:: Fragmento del texto ::

La palabra mística ha vuelto a
utilizarse, manifestando con ello lo que ahora se ha dado en llamar una
tendencia. No es que el término hubiera desaparecido, pero se usaba únicamente
para referirse a las experiencias de los grandes contemplativos del
cristianismo o de otras religiones. Hoy, al menos en ciertos medios, es una
palabra de uso común para caracterizar un componente esencial de una existencia
cristiana.
Es lo que anticipó la frase de
Karl Rahner, ya convertida en tópico, según la cual el cristiano del siglo XXI
sería un místico o no sería.
El teólogo alemán insistió
repetidamente en sus obras en el hecho de que, frente a la concepción del
teísmo corriente, Dios es el misterio absoluto. Dios habita en una luz
inaccesible, ningún ojo humano lo ha visto ni lo puede ver.
Y ¿cuál deberá ser, pues,
nuestra actitud ante ese Dios misterio? Teilhard de Chardin lo expresaba de
esta manera: “Perderse en el Insondable, sumergirse en el Inagotable, pacificarse
en el Incorruptible, absorberse en la inmensidad indefinida (…) darse a fondo a
Aquel que no tiene fondo”.
Es ya bien conocido que la
última frase del Tractatus de Wittgenstein asevera que “de lo que no se puede
hablar hay que callarse”. Pero precisamente eso de lo que, según el filósofo
austriaco, no puede hablarse es lo “místico”.
Parece, pues, cada vez más
claro que la religión es un instrumento para ayudar a hacer la experiencia de
ese Dios insondable y de la entrega a Él sin reservas. Y, en consecuencia, la
catequesis debería ser sobre todo una iniciación a la experiencia mística.
Lo decía el mismo Rahner,
hablando de la piedad del futuro: “la iniciación debe darnos una verdadera
´imagen de Dios`, a partir de la experiencia de que Dios es el incomprensible,
de que su incomprensibilidad crece cuanto mejor se le comprende, cuanto más se
acerca a nosotros su amor, que solo se convierte en nuestra felicidad cuando se
le adora y se le ama incondicionadamente. Pero tampoco basta un Dios lejano:
Dios no es lo contrapuesto a la cercanía del mundo, sino que está por encima
de estas contraposiciones. Esta iniciación nos debe enseñar a estar cerca de
Dios, a llamarle ´Tú`, a penetrar en su misterio, a no tener miedo de perderlo
mientras invocamos su nombre, porque Dios no está fuera de nosotros. Finalmente
esta iniciación debe mostrarnos cómo Jesús de Nazaret, el Crucificado y
Resucitado, forma parte de ella misma”.

:::
:: Datos proporcionados ::

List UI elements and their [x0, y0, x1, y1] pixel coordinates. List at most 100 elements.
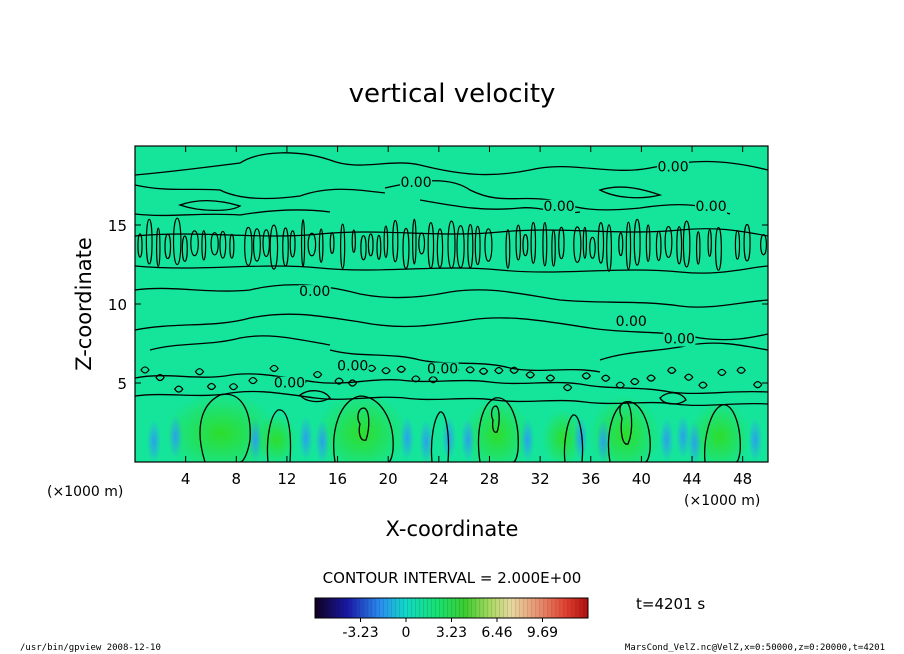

:::

En el fragmento del texto, ¿por qué la iniciación debe enseñar a no tener miedo de perder a Dios mientras se invoca su nombre? Responde en una a tres oraciones.

■ **Respuesta completa**
Porque Dios no está fuera de nosotros. Por eso la iniciación puede enseñarnos a estar cerca de Dios, a llamarle «Tú» y a penetrar en su misterio sin temor a perderlo cuando invocamos su nombre.